● **Excerpted records**
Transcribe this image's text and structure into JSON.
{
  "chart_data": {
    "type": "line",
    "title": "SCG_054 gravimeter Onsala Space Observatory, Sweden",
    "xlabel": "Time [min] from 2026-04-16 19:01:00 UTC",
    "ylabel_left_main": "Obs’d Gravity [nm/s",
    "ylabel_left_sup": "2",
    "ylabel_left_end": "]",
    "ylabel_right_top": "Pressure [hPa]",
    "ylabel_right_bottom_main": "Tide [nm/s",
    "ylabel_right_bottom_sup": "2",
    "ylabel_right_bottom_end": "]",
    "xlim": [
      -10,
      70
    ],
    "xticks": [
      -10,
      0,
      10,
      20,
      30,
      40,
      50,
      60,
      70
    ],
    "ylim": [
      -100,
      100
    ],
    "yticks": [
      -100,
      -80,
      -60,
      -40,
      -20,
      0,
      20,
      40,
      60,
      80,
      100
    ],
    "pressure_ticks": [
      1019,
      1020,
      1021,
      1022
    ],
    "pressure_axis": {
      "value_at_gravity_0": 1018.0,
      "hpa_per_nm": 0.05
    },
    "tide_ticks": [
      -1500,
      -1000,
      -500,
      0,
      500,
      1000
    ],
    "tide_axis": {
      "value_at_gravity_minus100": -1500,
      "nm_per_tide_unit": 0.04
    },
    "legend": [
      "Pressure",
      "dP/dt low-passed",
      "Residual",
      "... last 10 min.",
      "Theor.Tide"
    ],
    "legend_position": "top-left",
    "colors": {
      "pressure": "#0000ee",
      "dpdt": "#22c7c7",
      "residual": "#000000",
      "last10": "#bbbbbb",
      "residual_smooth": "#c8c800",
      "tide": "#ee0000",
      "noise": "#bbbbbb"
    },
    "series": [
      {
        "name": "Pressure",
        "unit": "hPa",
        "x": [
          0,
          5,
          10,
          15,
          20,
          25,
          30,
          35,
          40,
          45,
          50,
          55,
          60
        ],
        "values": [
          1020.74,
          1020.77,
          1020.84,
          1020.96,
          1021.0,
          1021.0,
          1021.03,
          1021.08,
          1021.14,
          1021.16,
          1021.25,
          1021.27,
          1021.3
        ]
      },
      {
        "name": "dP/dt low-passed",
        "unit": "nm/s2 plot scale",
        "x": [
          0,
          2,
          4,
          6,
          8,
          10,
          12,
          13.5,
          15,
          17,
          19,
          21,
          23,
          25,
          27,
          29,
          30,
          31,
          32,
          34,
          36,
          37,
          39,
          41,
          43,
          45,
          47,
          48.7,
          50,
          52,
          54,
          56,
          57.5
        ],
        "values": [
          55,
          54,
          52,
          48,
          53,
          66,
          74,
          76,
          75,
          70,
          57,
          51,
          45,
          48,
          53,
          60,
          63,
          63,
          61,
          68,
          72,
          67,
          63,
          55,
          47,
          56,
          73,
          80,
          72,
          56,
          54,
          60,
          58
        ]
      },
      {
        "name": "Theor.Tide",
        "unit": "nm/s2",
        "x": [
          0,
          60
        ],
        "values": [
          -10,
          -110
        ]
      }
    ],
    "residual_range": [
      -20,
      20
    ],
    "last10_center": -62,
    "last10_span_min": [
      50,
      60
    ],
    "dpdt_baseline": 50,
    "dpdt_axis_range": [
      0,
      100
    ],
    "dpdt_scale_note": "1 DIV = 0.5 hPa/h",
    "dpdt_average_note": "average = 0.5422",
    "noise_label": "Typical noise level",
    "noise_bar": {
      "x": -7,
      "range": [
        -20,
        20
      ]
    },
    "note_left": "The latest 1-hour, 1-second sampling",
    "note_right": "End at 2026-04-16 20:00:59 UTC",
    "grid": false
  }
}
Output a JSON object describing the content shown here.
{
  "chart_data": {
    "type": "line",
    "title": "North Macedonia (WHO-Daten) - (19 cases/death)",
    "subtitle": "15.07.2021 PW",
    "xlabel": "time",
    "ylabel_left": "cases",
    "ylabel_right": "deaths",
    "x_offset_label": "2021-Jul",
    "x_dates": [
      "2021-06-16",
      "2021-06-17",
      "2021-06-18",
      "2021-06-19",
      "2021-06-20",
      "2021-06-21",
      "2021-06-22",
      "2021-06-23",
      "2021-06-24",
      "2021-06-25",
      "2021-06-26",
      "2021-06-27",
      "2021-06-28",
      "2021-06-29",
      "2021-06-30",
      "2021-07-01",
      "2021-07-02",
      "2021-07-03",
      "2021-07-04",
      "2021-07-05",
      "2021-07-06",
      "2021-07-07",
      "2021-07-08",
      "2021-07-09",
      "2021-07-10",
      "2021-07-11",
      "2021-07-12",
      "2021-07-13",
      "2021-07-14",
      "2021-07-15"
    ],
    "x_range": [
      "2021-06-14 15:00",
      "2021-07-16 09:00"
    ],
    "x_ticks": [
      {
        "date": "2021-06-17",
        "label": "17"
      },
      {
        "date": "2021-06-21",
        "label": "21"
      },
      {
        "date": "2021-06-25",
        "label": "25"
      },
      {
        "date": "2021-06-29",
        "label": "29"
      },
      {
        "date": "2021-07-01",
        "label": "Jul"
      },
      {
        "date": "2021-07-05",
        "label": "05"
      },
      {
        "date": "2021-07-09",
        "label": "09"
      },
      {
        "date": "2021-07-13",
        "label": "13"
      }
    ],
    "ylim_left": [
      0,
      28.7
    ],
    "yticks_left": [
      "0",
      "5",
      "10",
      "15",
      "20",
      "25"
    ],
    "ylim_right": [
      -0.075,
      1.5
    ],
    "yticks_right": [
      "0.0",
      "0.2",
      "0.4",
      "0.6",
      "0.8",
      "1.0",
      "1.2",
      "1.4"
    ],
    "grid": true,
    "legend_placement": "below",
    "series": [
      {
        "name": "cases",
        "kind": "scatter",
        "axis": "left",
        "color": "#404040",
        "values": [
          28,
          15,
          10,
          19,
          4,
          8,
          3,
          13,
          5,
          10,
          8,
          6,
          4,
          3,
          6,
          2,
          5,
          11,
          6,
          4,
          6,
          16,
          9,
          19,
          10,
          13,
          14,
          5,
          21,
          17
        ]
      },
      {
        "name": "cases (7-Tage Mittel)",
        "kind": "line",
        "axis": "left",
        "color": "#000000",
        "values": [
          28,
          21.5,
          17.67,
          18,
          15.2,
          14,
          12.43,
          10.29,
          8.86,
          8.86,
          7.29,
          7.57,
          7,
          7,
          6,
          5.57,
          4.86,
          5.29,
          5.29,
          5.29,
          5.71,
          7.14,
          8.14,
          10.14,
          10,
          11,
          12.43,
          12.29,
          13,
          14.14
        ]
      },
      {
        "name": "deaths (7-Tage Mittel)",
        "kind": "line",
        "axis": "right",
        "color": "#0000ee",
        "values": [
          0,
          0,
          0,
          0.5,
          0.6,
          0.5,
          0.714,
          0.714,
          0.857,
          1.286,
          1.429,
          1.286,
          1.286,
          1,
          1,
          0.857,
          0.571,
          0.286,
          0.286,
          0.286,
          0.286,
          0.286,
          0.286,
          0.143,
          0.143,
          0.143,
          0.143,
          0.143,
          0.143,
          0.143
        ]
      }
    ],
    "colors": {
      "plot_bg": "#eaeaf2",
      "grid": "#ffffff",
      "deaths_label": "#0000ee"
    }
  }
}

● **Objective**
Return the entries in full, keeping every line exactly as it is.

● **The output**
Transcribe this image's text and structure into JSON.
{
  "chart_data": {
    "type": "line",
    "title": "SCG_054 gravimeter Onsala Space Observatory, Sweden",
    "xlabel": "Time [min] from 2026-04-16 19:01:00 UTC",
    "ylabel_left_main": "Obs’d Gravity [nm/s",
    "ylabel_left_sup": "2",
    "ylabel_left_end": "]",
    "ylabel_right_top": "Pressure [hPa]",
    "ylabel_right_bottom_main": "Tide [nm/s",
    "ylabel_right_bottom_sup": "2",
    "ylabel_right_bottom_end": "]",
    "xlim": [
      -10,
      70
    ],
    "xticks": [
      -10,
      0,
      10,
      20,
      30,
      40,
      50,
      60,
      70
    ],
    "ylim": [
      -100,
      100
    ],
    "yticks": [
      -100,
      -80,
      -60,
      -40,
      -20,
      0,
      20,
      40,
      60,
      80,
      100
    ],
    "pressure_ticks": [
      1019,
      1020,
      1021,
      1022
    ],
    "pressure_axis": {
      "value_at_gravity_0": 1018.0,
      "hpa_per_nm": 0.05
    },
    "tide_ticks": [
      -1500,
      -1000,
      -500,
      0,
      500,
      1000
    ],
    "tide_axis": {
      "value_at_gravity_minus100": -1500,
      "nm_per_tide_unit": 0.04
    },
    "legend": [
      "Pressure",
      "dP/dt low-passed",
      "Residual",
      "... last 10 min.",
      "Theor.Tide"
    ],
    "legend_position": "top-left",
    "colors": {
      "pressure": "#0000ee",
      "dpdt": "#22c7c7",
      "residual": "#000000",
      "last10": "#bbbbbb",
      "residual_smooth": "#c8c800",
      "tide": "#ee0000",
      "noise": "#bbbbbb"
    },
    "series": [
      {
        "name": "Pressure",
        "unit": "hPa",
        "x": [
          0,
          5,
          10,
          15,
          20,
          25,
          30,
          35,
          40,
          45,
          50,
          55,
          60
        ],
        "values": [
          1020.74,
          1020.77,
          1020.84,
          1020.96,
          1021.0,
          1021.0,
          1021.03,
          1021.08,
          1021.14,
          1021.16,
          1021.25,
          1021.27,
          1021.3
        ]
      },
      {
        "name": "dP/dt low-passed",
        "unit": "nm/s2 plot scale",
        "x": [
          0,
          2,
          4,
          6,
          8,
          10,
          12,
          13.5,
          15,
          17,
          19,
          21,
          23,
          25,
          27,
          29,
          30,
          31,
          32,
          34,
          36,
          37,
          39,
          41,
          43,
          45,
          47,
          48.7,
          50,
          52,
          54,
          56,
          57.5
        ],
        "values": [
          55,
          54,
          52,
          48,
          53,
          66,
          74,
          76,
          75,
          70,
          57,
          51,
          45,
          48,
          53,
          60,
          63,
          63,
          61,
          68,
          72,
          67,
          63,
          55,
          47,
          56,
          73,
          80,
          72,
          56,
          54,
          60,
          58
        ]
      },
      {
        "name": "Theor.Tide",
        "unit": "nm/s2",
        "x": [
          0,
          60
        ],
        "values": [
          -10,
          -110
        ]
      }
    ],
    "residual_range": [
      -20,
      20
    ],
    "last10_center": -62,
    "last10_span_min": [
      50,
      60
    ],
    "dpdt_baseline": 50,
    "dpdt_axis_range": [
      0,
      100
    ],
    "dpdt_scale_note": "1 DIV = 0.5 hPa/h",
    "dpdt_average_note": "average = 0.5422",
    "noise_label": "Typical noise level",
    "noise_bar": {
      "x": -7,
      "range": [
        -20,
        20
      ]
    },
    "note_left": "The latest 1-hour, 1-second sampling",
    "note_right": "End at 2026-04-16 20:00:59 UTC",
    "grid": false
  }
}
Output a JSON object describing the content shown here.
{
  "chart_data": {
    "type": "line",
    "title": "North Macedonia (WHO-Daten) - (19 cases/death)",
    "subtitle": "15.07.2021 PW",
    "xlabel": "time",
    "ylabel_left": "cases",
    "ylabel_right": "deaths",
    "x_offset_label": "2021-Jul",
    "x_dates": [
      "2021-06-16",
      "2021-06-17",
      "2021-06-18",
      "2021-06-19",
      "2021-06-20",
      "2021-06-21",
      "2021-06-22",
      "2021-06-23",
      "2021-06-24",
      "2021-06-25",
      "2021-06-26",
      "2021-06-27",
      "2021-06-28",
      "2021-06-29",
      "2021-06-30",
      "2021-07-01",
      "2021-07-02",
      "2021-07-03",
      "2021-07-04",
      "2021-07-05",
      "2021-07-06",
      "2021-07-07",
      "2021-07-08",
      "2021-07-09",
      "2021-07-10",
      "2021-07-11",
      "2021-07-12",
      "2021-07-13",
      "2021-07-14",
      "2021-07-15"
    ],
    "x_range": [
      "2021-06-14 15:00",
      "2021-07-16 09:00"
    ],
    "x_ticks": [
      {
        "date": "2021-06-17",
        "label": "17"
      },
      {
        "date": "2021-06-21",
        "label": "21"
      },
      {
        "date": "2021-06-25",
        "label": "25"
      },
      {
        "date": "2021-06-29",
        "label": "29"
      },
      {
        "date": "2021-07-01",
        "label": "Jul"
      },
      {
        "date": "2021-07-05",
        "label": "05"
      },
      {
        "date": "2021-07-09",
        "label": "09"
      },
      {
        "date": "2021-07-13",
        "label": "13"
      }
    ],
    "ylim_left": [
      0,
      28.7
    ],
    "yticks_left": [
      "0",
      "5",
      "10",
      "15",
      "20",
      "25"
    ],
    "ylim_right": [
      -0.075,
      1.5
    ],
    "yticks_right": [
      "0.0",
      "0.2",
      "0.4",
      "0.6",
      "0.8",
      "1.0",
      "1.2",
      "1.4"
    ],
    "grid": true,
    "legend_placement": "below",
    "series": [
      {
        "name": "cases",
        "kind": "scatter",
        "axis": "left",
        "color": "#404040",
        "values": [
          28,
          15,
          10,
          19,
          4,
          8,
          3,
          13,
          5,
          10,
          8,
          6,
          4,
          3,
          6,
          2,
          5,
          11,
          6,
          4,
          6,
          16,
          9,
          19,
          10,
          13,
          14,
          5,
          21,
          17
        ]
      },
      {
        "name": "cases (7-Tage Mittel)",
        "kind": "line",
        "axis": "left",
        "color": "#000000",
        "values": [
          28,
          21.5,
          17.67,
          18,
          15.2,
          14,
          12.43,
          10.29,
          8.86,
          8.86,
          7.29,
          7.57,
          7,
          7,
          6,
          5.57,
          4.86,
          5.29,
          5.29,
          5.29,
          5.71,
          7.14,
          8.14,
          10.14,
          10,
          11,
          12.43,
          12.29,
          13,
          14.14
        ]
      },
      {
        "name": "deaths (7-Tage Mittel)",
        "kind": "line",
        "axis": "right",
        "color": "#0000ee",
        "values": [
          0,
          0,
          0,
          0.5,
          0.6,
          0.5,
          0.714,
          0.714,
          0.857,
          1.286,
          1.429,
          1.286,
          1.286,
          1,
          1,
          0.857,
          0.571,
          0.286,
          0.286,
          0.286,
          0.286,
          0.286,
          0.286,
          0.143,
          0.143,
          0.143,
          0.143,
          0.143,
          0.143,
          0.143
        ]
      }
    ],
    "colors": {
      "plot_bg": "#eaeaf2",
      "grid": "#ffffff",
      "deaths_label": "#0000ee"
    }
  }
}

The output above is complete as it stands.